WHAT TO WORK ON: Restate the full set of records exactly, without adding or dropping a word.

RECORDS PROVIDED:

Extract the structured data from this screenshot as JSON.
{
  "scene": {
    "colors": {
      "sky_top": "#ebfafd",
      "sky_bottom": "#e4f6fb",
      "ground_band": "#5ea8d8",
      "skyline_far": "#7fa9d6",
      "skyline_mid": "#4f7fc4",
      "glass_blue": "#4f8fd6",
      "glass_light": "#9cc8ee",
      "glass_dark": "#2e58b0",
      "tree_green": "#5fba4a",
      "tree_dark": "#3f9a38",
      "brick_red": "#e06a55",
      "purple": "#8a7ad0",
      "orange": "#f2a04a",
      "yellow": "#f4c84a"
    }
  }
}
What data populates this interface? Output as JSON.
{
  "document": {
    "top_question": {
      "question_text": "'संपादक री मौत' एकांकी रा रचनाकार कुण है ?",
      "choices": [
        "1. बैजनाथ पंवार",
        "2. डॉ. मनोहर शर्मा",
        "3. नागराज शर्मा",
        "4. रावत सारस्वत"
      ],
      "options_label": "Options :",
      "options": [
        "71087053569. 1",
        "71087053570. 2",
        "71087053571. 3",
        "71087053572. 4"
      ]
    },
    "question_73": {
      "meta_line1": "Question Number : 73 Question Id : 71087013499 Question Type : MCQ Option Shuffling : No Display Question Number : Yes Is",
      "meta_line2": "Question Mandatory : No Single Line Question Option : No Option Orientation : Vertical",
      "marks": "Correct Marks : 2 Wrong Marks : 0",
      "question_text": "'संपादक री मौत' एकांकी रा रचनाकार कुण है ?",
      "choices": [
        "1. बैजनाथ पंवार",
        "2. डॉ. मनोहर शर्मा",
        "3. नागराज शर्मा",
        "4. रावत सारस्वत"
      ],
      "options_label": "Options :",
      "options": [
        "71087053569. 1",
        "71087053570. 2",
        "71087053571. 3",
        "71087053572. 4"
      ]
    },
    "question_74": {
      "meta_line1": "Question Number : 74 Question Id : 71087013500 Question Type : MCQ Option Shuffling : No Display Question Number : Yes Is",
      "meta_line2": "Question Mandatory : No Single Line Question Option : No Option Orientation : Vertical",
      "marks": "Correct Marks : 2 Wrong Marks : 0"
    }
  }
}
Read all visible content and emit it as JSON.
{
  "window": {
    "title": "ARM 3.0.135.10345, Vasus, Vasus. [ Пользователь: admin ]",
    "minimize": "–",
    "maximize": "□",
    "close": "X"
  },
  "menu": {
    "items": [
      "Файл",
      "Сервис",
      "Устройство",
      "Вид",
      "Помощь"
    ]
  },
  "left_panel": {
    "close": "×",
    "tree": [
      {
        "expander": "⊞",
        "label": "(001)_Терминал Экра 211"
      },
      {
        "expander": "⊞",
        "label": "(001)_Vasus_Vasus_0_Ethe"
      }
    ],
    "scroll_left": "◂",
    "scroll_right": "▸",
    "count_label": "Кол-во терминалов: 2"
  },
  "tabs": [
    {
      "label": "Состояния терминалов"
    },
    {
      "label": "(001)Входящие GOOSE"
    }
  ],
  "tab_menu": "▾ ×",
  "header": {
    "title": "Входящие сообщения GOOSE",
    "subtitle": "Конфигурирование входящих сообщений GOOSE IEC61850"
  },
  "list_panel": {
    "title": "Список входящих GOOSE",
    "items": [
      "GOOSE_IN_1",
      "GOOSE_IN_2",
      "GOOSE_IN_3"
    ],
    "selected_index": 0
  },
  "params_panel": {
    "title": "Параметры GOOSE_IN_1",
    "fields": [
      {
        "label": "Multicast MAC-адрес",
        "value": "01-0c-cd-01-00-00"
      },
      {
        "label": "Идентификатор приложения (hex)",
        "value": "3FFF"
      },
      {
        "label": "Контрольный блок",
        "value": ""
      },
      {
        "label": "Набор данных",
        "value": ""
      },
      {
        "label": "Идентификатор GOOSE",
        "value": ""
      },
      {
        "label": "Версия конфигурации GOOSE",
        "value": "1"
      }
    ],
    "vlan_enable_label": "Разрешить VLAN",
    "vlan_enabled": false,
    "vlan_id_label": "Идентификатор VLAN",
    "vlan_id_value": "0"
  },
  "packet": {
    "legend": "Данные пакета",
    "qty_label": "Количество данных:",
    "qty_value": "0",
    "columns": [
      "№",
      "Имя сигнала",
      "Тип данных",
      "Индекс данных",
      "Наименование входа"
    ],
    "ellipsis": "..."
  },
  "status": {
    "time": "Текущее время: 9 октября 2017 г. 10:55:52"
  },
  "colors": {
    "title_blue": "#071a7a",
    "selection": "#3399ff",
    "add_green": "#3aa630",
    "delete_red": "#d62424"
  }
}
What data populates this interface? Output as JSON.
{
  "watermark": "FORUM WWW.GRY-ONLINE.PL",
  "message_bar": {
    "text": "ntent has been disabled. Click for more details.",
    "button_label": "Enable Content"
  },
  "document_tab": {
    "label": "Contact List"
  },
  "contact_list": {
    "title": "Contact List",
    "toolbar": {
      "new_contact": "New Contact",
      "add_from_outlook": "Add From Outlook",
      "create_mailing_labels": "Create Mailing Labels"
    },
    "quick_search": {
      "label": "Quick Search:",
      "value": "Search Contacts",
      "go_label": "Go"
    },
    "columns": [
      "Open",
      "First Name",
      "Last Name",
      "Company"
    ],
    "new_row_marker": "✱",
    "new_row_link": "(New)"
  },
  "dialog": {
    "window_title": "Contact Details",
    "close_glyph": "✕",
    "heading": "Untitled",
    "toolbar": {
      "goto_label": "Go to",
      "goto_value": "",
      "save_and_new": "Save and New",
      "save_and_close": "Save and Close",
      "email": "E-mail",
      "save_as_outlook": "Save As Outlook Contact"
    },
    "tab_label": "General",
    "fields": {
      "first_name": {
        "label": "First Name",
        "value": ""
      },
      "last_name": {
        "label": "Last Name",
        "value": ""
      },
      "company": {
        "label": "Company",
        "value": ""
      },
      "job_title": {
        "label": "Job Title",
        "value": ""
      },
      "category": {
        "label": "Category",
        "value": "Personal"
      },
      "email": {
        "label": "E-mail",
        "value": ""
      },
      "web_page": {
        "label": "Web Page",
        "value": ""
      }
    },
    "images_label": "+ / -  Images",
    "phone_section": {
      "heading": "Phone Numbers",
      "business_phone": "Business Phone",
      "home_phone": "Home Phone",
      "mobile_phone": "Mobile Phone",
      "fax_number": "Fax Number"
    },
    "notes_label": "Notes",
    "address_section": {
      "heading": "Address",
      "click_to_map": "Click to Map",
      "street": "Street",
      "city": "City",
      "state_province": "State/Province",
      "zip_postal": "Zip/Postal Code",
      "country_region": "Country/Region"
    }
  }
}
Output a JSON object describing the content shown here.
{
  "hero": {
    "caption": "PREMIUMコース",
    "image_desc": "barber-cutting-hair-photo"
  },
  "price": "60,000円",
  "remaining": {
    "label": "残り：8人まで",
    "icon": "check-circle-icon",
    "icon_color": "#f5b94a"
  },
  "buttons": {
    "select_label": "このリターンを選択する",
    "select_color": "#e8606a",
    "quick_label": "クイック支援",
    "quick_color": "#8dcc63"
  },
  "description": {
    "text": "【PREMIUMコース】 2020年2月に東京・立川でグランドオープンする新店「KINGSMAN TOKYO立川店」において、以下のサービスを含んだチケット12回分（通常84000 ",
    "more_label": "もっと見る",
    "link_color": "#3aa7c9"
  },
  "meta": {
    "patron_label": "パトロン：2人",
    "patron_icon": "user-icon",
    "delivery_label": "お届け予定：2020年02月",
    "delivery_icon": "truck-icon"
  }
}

RESPONSE TO THE EXERCISE:
Extract the structured data from this screenshot as JSON.
{
  "scene": {
    "colors": {
      "sky_top": "#ebfafd",
      "sky_bottom": "#e4f6fb",
      "ground_band": "#5ea8d8",
      "skyline_far": "#7fa9d6",
      "skyline_mid": "#4f7fc4",
      "glass_blue": "#4f8fd6",
      "glass_light": "#9cc8ee",
      "glass_dark": "#2e58b0",
      "tree_green": "#5fba4a",
      "tree_dark": "#3f9a38",
      "brick_red": "#e06a55",
      "purple": "#8a7ad0",
      "orange": "#f2a04a",
      "yellow": "#f4c84a"
    }
  }
}
What data populates this interface? Output as JSON.
{
  "document": {
    "top_question": {
      "question_text": "'संपादक री मौत' एकांकी रा रचनाकार कुण है ?",
      "choices": [
        "1. बैजनाथ पंवार",
        "2. डॉ. मनोहर शर्मा",
        "3. नागराज शर्मा",
        "4. रावत सारस्वत"
      ],
      "options_label": "Options :",
      "options": [
        "71087053569. 1",
        "71087053570. 2",
        "71087053571. 3",
        "71087053572. 4"
      ]
    },
    "question_73": {
      "meta_line1": "Question Number : 73 Question Id : 71087013499 Question Type : MCQ Option Shuffling : No Display Question Number : Yes Is",
      "meta_line2": "Question Mandatory : No Single Line Question Option : No Option Orientation : Vertical",
      "marks": "Correct Marks : 2 Wrong Marks : 0",
      "question_text": "'संपादक री मौत' एकांकी रा रचनाकार कुण है ?",
      "choices": [
        "1. बैजनाथ पंवार",
        "2. डॉ. मनोहर शर्मा",
        "3. नागराज शर्मा",
        "4. रावत सारस्वत"
      ],
      "options_label": "Options :",
      "options": [
        "71087053569. 1",
        "71087053570. 2",
        "71087053571. 3",
        "71087053572. 4"
      ]
    },
    "question_74": {
      "meta_line1": "Question Number : 74 Question Id : 71087013500 Question Type : MCQ Option Shuffling : No Display Question Number : Yes Is",
      "meta_line2": "Question Mandatory : No Single Line Question Option : No Option Orientation : Vertical",
      "marks": "Correct Marks : 2 Wrong Marks : 0"
    }
  }
}
Read all visible content and emit it as JSON.
{
  "window": {
    "title": "ARM 3.0.135.10345, Vasus, Vasus. [ Пользователь: admin ]",
    "minimize": "–",
    "maximize": "□",
    "close": "X"
  },
  "menu": {
    "items": [
      "Файл",
      "Сервис",
      "Устройство",
      "Вид",
      "Помощь"
    ]
  },
  "left_panel": {
    "close": "×",
    "tree": [
      {
        "expander": "⊞",
        "label": "(001)_Терминал Экра 211"
      },
      {
        "expander": "⊞",
        "label": "(001)_Vasus_Vasus_0_Ethe"
      }
    ],
    "scroll_left": "◂",
    "scroll_right": "▸",
    "count_label": "Кол-во терминалов: 2"
  },
  "tabs": [
    {
      "label": "Состояния терминалов"
    },
    {
      "label": "(001)Входящие GOOSE"
    }
  ],
  "tab_menu": "▾ ×",
  "header": {
    "title": "Входящие сообщения GOOSE",
    "subtitle": "Конфигурирование входящих сообщений GOOSE IEC61850"
  },
  "list_panel": {
    "title": "Список входящих GOOSE",
    "items": [
      "GOOSE_IN_1",
      "GOOSE_IN_2",
      "GOOSE_IN_3"
    ],
    "selected_index": 0
  },
  "params_panel": {
    "title": "Параметры GOOSE_IN_1",
    "fields": [
      {
        "label": "Multicast MAC-адрес",
        "value": "01-0c-cd-01-00-00"
      },
      {
        "label": "Идентификатор приложения (hex)",
        "value": "3FFF"
      },
      {
        "label": "Контрольный блок",
        "value": ""
      },
      {
        "label": "Набор данных",
        "value": ""
      },
      {
        "label": "Идентификатор GOOSE",
        "value": ""
      },
      {
        "label": "Версия конфигурации GOOSE",
        "value": "1"
      }
    ],
    "vlan_enable_label": "Разрешить VLAN",
    "vlan_enabled": false,
    "vlan_id_label": "Идентификатор VLAN",
    "vlan_id_value": "0"
  },
  "packet": {
    "legend": "Данные пакета",
    "qty_label": "Количество данных:",
    "qty_value": "0",
    "columns": [
      "№",
      "Имя сигнала",
      "Тип данных",
      "Индекс данных",
      "Наименование входа"
    ],
    "ellipsis": "..."
  },
  "status": {
    "time": "Текущее время: 9 октября 2017 г. 10:55:52"
  },
  "colors": {
    "title_blue": "#071a7a",
    "selection": "#3399ff",
    "add_green": "#3aa630",
    "delete_red": "#d62424"
  }
}
What data populates this interface? Output as JSON.
{
  "watermark": "FORUM WWW.GRY-ONLINE.PL",
  "message_bar": {
    "text": "ntent has been disabled. Click for more details.",
    "button_label": "Enable Content"
  },
  "document_tab": {
    "label": "Contact List"
  },
  "contact_list": {
    "title": "Contact List",
    "toolbar": {
      "new_contact": "New Contact",
      "add_from_outlook": "Add From Outlook",
      "create_mailing_labels": "Create Mailing Labels"
    },
    "quick_search": {
      "label": "Quick Search:",
      "value": "Search Contacts",
      "go_label": "Go"
    },
    "columns": [
      "Open",
      "First Name",
      "Last Name",
      "Company"
    ],
    "new_row_marker": "✱",
    "new_row_link": "(New)"
  },
  "dialog": {
    "window_title": "Contact Details",
    "close_glyph": "✕",
    "heading": "Untitled",
    "toolbar": {
      "goto_label": "Go to",
      "goto_value": "",
      "save_and_new": "Save and New",
      "save_and_close": "Save and Close",
      "email": "E-mail",
      "save_as_outlook": "Save As Outlook Contact"
    },
    "tab_label": "General",
    "fields": {
      "first_name": {
        "label": "First Name",
        "value": ""
      },
      "last_name": {
        "label": "Last Name",
        "value": ""
      },
      "company": {
        "label": "Company",
        "value": ""
      },
      "job_title": {
        "label": "Job Title",
        "value": ""
      },
      "category": {
        "label": "Category",
        "value": "Personal"
      },
      "email": {
        "label": "E-mail",
        "value": ""
      },
      "web_page": {
        "label": "Web Page",
        "value": ""
      }
    },
    "images_label": "+ / -  Images",
    "phone_section": {
      "heading": "Phone Numbers",
      "business_phone": "Business Phone",
      "home_phone": "Home Phone",
      "mobile_phone": "Mobile Phone",
      "fax_number": "Fax Number"
    },
    "notes_label": "Notes",
    "address_section": {
      "heading": "Address",
      "click_to_map": "Click to Map",
      "street": "Street",
      "city": "City",
      "state_province": "State/Province",
      "zip_postal": "Zip/Postal Code",
      "country_region": "Country/Region"
    }
  }
}
Output a JSON object describing the content shown here.
{
  "hero": {
    "caption": "PREMIUMコース",
    "image_desc": "barber-cutting-hair-photo"
  },
  "price": "60,000円",
  "remaining": {
    "label": "残り：8人まで",
    "icon": "check-circle-icon",
    "icon_color": "#f5b94a"
  },
  "buttons": {
    "select_label": "このリターンを選択する",
    "select_color": "#e8606a",
    "quick_label": "クイック支援",
    "quick_color": "#8dcc63"
  },
  "description": {
    "text": "【PREMIUMコース】 2020年2月に東京・立川でグランドオープンする新店「KINGSMAN TOKYO立川店」において、以下のサービスを含んだチケット12回分（通常84000 ",
    "more_label": "もっと見る",
    "link_color": "#3aa7c9"
  },
  "meta": {
    "patron_label": "パトロン：2人",
    "patron_icon": "user-icon",
    "delivery_label": "お届け予定：2020年02月",
    "delivery_icon": "truck-icon"
  }
}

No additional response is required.